Exercise directions -
Of all the lines in the records below, how many hold the word "example"? Give the number alone.

Records -
BEGIN
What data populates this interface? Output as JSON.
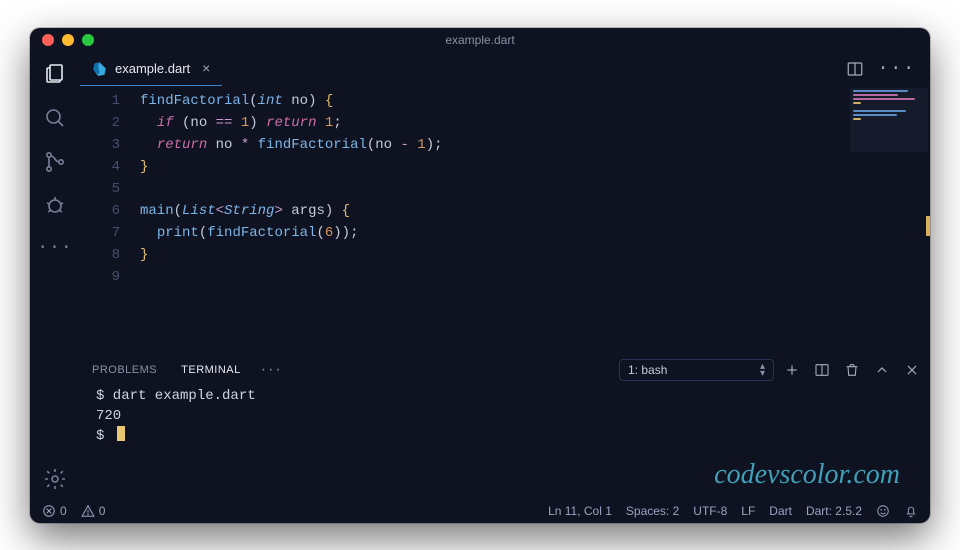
{
  "title": "example.dart",
  "tab": {
    "filename": "example.dart",
    "close": "×"
  },
  "code": {
    "lines": [
      {
        "n": 1,
        "tokens": [
          [
            "fn",
            "findFactorial"
          ],
          [
            "pn",
            "("
          ],
          [
            "type",
            "int"
          ],
          [
            "pn",
            " no"
          ],
          [
            "pn",
            ") "
          ],
          [
            "br",
            "{"
          ]
        ]
      },
      {
        "n": 2,
        "tokens": [
          [
            "pn",
            "  "
          ],
          [
            "kw",
            "if"
          ],
          [
            "pn",
            " (no "
          ],
          [
            "op",
            "=="
          ],
          [
            "pn",
            " "
          ],
          [
            "num",
            "1"
          ],
          [
            "pn",
            ") "
          ],
          [
            "kw",
            "return"
          ],
          [
            "pn",
            " "
          ],
          [
            "num",
            "1"
          ],
          [
            "pn",
            ";"
          ]
        ]
      },
      {
        "n": 3,
        "tokens": [
          [
            "pn",
            "  "
          ],
          [
            "kw",
            "return"
          ],
          [
            "pn",
            " no "
          ],
          [
            "op",
            "*"
          ],
          [
            "pn",
            " "
          ],
          [
            "fn",
            "findFactorial"
          ],
          [
            "pn",
            "(no "
          ],
          [
            "op",
            "-"
          ],
          [
            "pn",
            " "
          ],
          [
            "num",
            "1"
          ],
          [
            "pn",
            ");"
          ]
        ]
      },
      {
        "n": 4,
        "tokens": [
          [
            "br",
            "}"
          ]
        ]
      },
      {
        "n": 5,
        "tokens": [
          [
            "pn",
            ""
          ]
        ]
      },
      {
        "n": 6,
        "tokens": [
          [
            "fn",
            "main"
          ],
          [
            "pn",
            "("
          ],
          [
            "type",
            "List"
          ],
          [
            "op",
            "<"
          ],
          [
            "type",
            "String"
          ],
          [
            "op",
            ">"
          ],
          [
            "pn",
            " args) "
          ],
          [
            "br",
            "{"
          ]
        ]
      },
      {
        "n": 7,
        "tokens": [
          [
            "pn",
            "  "
          ],
          [
            "fn",
            "print"
          ],
          [
            "pn",
            "("
          ],
          [
            "fn",
            "findFactorial"
          ],
          [
            "pn",
            "("
          ],
          [
            "num",
            "6"
          ],
          [
            "pn",
            "));"
          ]
        ]
      },
      {
        "n": 8,
        "tokens": [
          [
            "br",
            "}"
          ]
        ]
      },
      {
        "n": 9,
        "tokens": [
          [
            "pn",
            ""
          ]
        ]
      }
    ]
  },
  "panel": {
    "tabs": {
      "problems": "PROBLEMS",
      "terminal": "TERMINAL"
    },
    "selector": "1: bash",
    "terminal": [
      "$ dart example.dart",
      "720",
      "$ "
    ]
  },
  "status": {
    "errors": "0",
    "warnings": "0",
    "lncol": "Ln 11, Col 1",
    "spaces": "Spaces: 2",
    "encoding": "UTF-8",
    "eol": "LF",
    "lang": "Dart",
    "version": "Dart: 2.5.2"
  },
  "watermark": "codevscolor.com",
  "traffic": {
    "close": "#ff5f57",
    "min": "#febc2e",
    "max": "#28c840"
  }
}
END
Output -
3